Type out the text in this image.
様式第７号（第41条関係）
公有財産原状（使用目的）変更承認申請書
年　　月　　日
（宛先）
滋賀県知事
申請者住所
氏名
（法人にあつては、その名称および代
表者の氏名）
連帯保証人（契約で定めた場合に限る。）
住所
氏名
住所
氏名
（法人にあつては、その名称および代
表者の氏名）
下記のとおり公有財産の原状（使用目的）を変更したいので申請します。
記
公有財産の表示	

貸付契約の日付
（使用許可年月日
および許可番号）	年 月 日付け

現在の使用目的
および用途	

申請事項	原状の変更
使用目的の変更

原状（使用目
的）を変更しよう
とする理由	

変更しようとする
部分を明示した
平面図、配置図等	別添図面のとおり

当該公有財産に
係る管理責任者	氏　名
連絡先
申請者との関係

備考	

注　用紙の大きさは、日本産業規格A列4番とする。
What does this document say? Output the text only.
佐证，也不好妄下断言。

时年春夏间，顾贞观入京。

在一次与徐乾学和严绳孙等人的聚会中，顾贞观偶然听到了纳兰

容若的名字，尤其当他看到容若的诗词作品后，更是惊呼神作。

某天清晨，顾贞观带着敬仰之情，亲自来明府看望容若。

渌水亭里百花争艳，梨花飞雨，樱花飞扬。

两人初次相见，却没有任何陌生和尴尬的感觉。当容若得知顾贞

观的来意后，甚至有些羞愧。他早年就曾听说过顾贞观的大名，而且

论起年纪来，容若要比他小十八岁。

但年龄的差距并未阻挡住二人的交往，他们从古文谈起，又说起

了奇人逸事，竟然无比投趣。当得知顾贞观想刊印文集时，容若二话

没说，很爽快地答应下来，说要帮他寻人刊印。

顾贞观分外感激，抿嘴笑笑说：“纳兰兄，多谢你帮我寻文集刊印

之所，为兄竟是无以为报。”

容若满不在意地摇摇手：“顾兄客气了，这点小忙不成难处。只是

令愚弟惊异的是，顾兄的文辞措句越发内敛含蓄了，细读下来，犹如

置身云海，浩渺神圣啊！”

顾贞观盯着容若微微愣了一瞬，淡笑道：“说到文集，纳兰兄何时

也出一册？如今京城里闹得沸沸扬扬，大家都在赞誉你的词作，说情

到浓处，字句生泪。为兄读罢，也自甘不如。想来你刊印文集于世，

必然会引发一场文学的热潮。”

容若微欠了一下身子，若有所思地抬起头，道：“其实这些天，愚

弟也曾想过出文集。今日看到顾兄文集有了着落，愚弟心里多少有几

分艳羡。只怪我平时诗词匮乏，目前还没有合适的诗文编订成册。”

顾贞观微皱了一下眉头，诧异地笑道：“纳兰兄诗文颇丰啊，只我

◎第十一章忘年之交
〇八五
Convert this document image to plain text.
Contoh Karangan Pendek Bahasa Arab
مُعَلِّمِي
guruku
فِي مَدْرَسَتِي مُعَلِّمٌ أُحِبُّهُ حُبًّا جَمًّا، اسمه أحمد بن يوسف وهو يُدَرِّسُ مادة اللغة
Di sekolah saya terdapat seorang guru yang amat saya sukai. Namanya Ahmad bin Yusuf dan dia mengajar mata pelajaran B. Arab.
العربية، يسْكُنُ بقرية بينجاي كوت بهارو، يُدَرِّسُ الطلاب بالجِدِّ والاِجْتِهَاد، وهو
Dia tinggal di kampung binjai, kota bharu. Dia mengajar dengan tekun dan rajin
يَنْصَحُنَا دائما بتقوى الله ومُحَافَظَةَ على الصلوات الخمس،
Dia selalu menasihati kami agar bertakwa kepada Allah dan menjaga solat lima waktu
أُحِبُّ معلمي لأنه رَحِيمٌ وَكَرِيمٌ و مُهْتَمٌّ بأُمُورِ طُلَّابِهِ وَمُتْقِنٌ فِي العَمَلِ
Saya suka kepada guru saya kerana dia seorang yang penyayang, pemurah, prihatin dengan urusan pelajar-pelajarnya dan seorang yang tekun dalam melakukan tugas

### WHAT YOU HAVE TO DO
Set down all of the data above, word for word.

### WORKED ANSWER
Type out the text in this image.
様式第７号（第41条関係）
公有財産原状（使用目的）変更承認申請書
年　　月　　日
（宛先）
滋賀県知事
申請者住所
氏名
（法人にあつては、その名称および代
表者の氏名）
連帯保証人（契約で定めた場合に限る。）
住所
氏名
住所
氏名
（法人にあつては、その名称および代
表者の氏名）
下記のとおり公有財産の原状（使用目的）を変更したいので申請します。
記
公有財産の表示	

貸付契約の日付
（使用許可年月日
および許可番号）	年 月 日付け

現在の使用目的
および用途	

申請事項	原状の変更
使用目的の変更

原状（使用目
的）を変更しよう
とする理由	

変更しようとする
部分を明示した
平面図、配置図等	別添図面のとおり

当該公有財産に
係る管理責任者	氏　名
連絡先
申請者との関係

備考	

注　用紙の大きさは、日本産業規格A列4番とする。
What does this document say? Output the text only.
佐证，也不好妄下断言。

时年春夏间，顾贞观入京。

在一次与徐乾学和严绳孙等人的聚会中，顾贞观偶然听到了纳兰

容若的名字，尤其当他看到容若的诗词作品后，更是惊呼神作。

某天清晨，顾贞观带着敬仰之情，亲自来明府看望容若。

渌水亭里百花争艳，梨花飞雨，樱花飞扬。

两人初次相见，却没有任何陌生和尴尬的感觉。当容若得知顾贞

观的来意后，甚至有些羞愧。他早年就曾听说过顾贞观的大名，而且

论起年纪来，容若要比他小十八岁。

但年龄的差距并未阻挡住二人的交往，他们从古文谈起，又说起

了奇人逸事，竟然无比投趣。当得知顾贞观想刊印文集时，容若二话

没说，很爽快地答应下来，说要帮他寻人刊印。

顾贞观分外感激，抿嘴笑笑说：“纳兰兄，多谢你帮我寻文集刊印

之所，为兄竟是无以为报。”

容若满不在意地摇摇手：“顾兄客气了，这点小忙不成难处。只是

令愚弟惊异的是，顾兄的文辞措句越发内敛含蓄了，细读下来，犹如

置身云海，浩渺神圣啊！”

顾贞观盯着容若微微愣了一瞬，淡笑道：“说到文集，纳兰兄何时

也出一册？如今京城里闹得沸沸扬扬，大家都在赞誉你的词作，说情

到浓处，字句生泪。为兄读罢，也自甘不如。想来你刊印文集于世，

必然会引发一场文学的热潮。”

容若微欠了一下身子，若有所思地抬起头，道：“其实这些天，愚

弟也曾想过出文集。今日看到顾兄文集有了着落，愚弟心里多少有几

分艳羡。只怪我平时诗词匮乏，目前还没有合适的诗文编订成册。”

顾贞观微皱了一下眉头，诧异地笑道：“纳兰兄诗文颇丰啊，只我

◎第十一章忘年之交
〇八五
Convert this document image to plain text.
Contoh Karangan Pendek Bahasa Arab
مُعَلِّمِي
guruku
فِي مَدْرَسَتِي مُعَلِّمٌ أُحِبُّهُ حُبًّا جَمًّا، اسمه أحمد بن يوسف وهو يُدَرِّسُ مادة اللغة
Di sekolah saya terdapat seorang guru yang amat saya sukai. Namanya Ahmad bin Yusuf dan dia mengajar mata pelajaran B. Arab.
العربية، يسْكُنُ بقرية بينجاي كوت بهارو، يُدَرِّسُ الطلاب بالجِدِّ والاِجْتِهَاد، وهو
Dia tinggal di kampung binjai, kota bharu. Dia mengajar dengan tekun dan rajin
يَنْصَحُنَا دائما بتقوى الله ومُحَافَظَةَ على الصلوات الخمس،
Dia selalu menasihati kami agar bertakwa kepada Allah dan menjaga solat lima waktu
أُحِبُّ معلمي لأنه رَحِيمٌ وَكَرِيمٌ و مُهْتَمٌّ بأُمُورِ طُلَّابِهِ وَمُتْقِنٌ فِي العَمَلِ
Saya suka kepada guru saya kerana dia seorang yang penyayang, pemurah, prihatin dengan urusan pelajar-pelajarnya dan seorang yang tekun dalam melakukan tugas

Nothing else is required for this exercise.